- _Excerpted records_
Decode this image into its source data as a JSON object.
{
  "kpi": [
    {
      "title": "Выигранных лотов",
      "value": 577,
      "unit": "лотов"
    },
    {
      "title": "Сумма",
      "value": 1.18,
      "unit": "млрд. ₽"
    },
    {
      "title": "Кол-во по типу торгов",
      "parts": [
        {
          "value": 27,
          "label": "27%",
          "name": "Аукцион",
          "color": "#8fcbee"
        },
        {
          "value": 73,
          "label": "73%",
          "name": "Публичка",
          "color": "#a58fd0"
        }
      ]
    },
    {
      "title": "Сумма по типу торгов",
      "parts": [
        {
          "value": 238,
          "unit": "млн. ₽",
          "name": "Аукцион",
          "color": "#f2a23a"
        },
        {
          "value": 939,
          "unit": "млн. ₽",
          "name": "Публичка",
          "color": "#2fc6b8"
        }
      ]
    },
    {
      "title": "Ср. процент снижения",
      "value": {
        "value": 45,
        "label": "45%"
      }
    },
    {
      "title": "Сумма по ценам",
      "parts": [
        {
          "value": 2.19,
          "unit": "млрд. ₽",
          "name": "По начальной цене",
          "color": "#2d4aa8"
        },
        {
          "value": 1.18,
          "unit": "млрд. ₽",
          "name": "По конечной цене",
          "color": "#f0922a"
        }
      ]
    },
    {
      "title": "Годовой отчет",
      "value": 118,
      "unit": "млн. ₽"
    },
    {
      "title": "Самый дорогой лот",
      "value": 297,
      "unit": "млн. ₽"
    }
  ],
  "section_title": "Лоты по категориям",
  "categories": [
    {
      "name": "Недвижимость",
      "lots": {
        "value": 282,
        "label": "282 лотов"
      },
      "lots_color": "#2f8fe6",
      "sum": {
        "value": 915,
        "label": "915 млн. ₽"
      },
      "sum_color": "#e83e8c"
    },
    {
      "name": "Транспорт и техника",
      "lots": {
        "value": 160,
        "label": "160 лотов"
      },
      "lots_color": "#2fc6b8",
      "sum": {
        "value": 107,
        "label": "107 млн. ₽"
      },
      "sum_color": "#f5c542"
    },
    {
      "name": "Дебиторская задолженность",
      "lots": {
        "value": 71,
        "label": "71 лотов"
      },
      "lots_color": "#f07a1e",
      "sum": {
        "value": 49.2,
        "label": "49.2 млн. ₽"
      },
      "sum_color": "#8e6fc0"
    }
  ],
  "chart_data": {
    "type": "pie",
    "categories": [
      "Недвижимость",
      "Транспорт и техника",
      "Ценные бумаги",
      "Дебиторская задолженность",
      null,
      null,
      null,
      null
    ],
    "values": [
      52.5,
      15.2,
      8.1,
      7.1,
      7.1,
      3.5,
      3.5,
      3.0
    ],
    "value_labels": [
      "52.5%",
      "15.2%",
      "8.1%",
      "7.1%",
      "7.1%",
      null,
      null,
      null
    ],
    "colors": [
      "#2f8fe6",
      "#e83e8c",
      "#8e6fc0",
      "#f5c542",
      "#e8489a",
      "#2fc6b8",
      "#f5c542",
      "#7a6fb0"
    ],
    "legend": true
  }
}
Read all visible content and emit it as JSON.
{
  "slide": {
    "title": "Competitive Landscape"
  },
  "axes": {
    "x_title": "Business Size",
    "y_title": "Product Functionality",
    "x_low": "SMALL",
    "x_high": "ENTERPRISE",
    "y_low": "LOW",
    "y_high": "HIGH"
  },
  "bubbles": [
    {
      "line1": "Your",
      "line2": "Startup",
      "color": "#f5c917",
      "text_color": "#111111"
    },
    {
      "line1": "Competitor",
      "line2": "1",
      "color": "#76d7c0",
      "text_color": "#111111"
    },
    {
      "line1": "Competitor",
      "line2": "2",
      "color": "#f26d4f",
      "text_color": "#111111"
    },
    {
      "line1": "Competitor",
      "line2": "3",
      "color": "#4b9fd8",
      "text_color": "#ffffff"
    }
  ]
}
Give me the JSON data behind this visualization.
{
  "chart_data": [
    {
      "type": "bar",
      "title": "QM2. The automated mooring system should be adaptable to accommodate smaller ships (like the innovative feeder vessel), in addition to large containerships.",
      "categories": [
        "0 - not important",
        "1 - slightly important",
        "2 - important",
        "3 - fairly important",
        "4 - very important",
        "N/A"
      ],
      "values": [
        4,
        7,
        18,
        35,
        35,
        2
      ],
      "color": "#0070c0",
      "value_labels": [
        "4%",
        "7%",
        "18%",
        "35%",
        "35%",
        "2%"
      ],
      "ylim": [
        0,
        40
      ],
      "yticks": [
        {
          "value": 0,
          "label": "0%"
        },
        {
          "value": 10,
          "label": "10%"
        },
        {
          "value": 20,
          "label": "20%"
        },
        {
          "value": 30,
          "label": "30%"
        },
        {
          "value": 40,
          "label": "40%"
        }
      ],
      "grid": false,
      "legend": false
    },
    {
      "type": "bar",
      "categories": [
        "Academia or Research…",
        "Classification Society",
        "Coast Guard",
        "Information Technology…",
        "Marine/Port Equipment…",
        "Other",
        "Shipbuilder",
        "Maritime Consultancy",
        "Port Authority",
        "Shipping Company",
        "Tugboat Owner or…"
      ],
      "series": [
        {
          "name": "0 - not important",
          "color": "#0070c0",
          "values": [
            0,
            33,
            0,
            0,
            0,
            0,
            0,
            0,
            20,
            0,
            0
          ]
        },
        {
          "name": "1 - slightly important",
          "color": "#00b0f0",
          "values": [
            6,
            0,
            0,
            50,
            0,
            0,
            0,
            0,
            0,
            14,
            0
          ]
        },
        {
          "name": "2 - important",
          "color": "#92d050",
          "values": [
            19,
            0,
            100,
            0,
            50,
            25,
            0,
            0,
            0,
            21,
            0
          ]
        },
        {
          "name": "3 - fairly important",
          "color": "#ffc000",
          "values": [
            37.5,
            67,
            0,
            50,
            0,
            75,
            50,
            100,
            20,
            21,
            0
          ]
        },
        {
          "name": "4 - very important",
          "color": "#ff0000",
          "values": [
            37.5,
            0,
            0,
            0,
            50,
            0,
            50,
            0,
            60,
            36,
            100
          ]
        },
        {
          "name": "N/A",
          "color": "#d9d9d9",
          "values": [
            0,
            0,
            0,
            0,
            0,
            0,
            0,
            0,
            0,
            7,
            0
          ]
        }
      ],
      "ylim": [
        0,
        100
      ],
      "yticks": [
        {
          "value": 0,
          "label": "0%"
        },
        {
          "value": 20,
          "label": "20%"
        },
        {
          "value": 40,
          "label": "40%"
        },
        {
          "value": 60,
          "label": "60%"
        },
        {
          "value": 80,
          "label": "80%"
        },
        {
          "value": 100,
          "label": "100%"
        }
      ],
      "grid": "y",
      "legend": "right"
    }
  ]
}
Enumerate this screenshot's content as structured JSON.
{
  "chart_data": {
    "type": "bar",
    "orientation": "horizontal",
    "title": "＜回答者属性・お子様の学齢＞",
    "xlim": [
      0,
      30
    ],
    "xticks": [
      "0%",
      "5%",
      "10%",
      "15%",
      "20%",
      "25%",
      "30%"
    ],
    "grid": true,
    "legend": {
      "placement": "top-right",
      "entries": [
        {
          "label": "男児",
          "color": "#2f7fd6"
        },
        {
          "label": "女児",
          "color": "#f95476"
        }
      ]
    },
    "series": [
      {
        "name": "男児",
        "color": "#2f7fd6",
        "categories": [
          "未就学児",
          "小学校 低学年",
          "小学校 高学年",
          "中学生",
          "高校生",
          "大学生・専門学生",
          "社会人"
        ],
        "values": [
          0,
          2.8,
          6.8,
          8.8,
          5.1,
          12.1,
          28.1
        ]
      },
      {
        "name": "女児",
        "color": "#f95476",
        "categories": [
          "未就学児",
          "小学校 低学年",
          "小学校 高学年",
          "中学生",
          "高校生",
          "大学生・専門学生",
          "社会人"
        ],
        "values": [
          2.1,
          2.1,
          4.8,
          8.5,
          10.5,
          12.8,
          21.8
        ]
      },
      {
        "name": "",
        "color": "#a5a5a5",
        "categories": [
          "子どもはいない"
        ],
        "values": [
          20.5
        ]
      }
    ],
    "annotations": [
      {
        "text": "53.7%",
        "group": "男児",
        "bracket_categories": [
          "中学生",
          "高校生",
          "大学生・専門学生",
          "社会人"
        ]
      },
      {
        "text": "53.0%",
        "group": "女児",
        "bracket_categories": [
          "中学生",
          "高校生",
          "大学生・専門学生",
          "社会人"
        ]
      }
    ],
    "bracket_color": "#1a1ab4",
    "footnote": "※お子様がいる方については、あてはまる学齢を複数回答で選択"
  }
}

- _Work to be completed_
Find every line in the entries that includes the word "this", then state how many there are and nothing else.

- _Full response_
3